--- EXERCISE INPUT ---
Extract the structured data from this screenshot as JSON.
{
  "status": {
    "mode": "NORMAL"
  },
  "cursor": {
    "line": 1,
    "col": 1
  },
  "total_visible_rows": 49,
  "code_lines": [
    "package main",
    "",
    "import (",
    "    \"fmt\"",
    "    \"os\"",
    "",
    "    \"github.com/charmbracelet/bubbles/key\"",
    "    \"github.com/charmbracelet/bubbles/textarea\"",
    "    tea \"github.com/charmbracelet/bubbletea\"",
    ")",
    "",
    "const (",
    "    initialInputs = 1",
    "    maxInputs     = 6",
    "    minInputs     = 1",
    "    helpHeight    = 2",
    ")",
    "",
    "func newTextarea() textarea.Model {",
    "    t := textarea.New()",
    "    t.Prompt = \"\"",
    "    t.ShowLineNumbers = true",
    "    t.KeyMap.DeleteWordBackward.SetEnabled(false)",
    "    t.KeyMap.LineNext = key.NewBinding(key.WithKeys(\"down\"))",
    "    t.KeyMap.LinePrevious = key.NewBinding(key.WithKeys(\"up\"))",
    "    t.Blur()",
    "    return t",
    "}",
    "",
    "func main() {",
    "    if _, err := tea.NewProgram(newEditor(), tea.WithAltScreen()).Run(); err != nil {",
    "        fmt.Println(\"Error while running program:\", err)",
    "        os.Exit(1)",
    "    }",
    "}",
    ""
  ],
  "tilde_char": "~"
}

--- GOAL ---
From the records above, extract every entry exactly as given.

--- EXERCISE RESPONSE ---
Extract the structured data from this screenshot as JSON.
{
  "status": {
    "mode": "NORMAL"
  },
  "cursor": {
    "line": 1,
    "col": 1
  },
  "total_visible_rows": 49,
  "code_lines": [
    "package main",
    "",
    "import (",
    "    \"fmt\"",
    "    \"os\"",
    "",
    "    \"github.com/charmbracelet/bubbles/key\"",
    "    \"github.com/charmbracelet/bubbles/textarea\"",
    "    tea \"github.com/charmbracelet/bubbletea\"",
    ")",
    "",
    "const (",
    "    initialInputs = 1",
    "    maxInputs     = 6",
    "    minInputs     = 1",
    "    helpHeight    = 2",
    ")",
    "",
    "func newTextarea() textarea.Model {",
    "    t := textarea.New()",
    "    t.Prompt = \"\"",
    "    t.ShowLineNumbers = true",
    "    t.KeyMap.DeleteWordBackward.SetEnabled(false)",
    "    t.KeyMap.LineNext = key.NewBinding(key.WithKeys(\"down\"))",
    "    t.KeyMap.LinePrevious = key.NewBinding(key.WithKeys(\"up\"))",
    "    t.Blur()",
    "    return t",
    "}",
    "",
    "func main() {",
    "    if _, err := tea.NewProgram(newEditor(), tea.WithAltScreen()).Run(); err != nil {",
    "        fmt.Println(\"Error while running program:\", err)",
    "        os.Exit(1)",
    "    }",
    "}",
    ""
  ],
  "tilde_char": "~"
}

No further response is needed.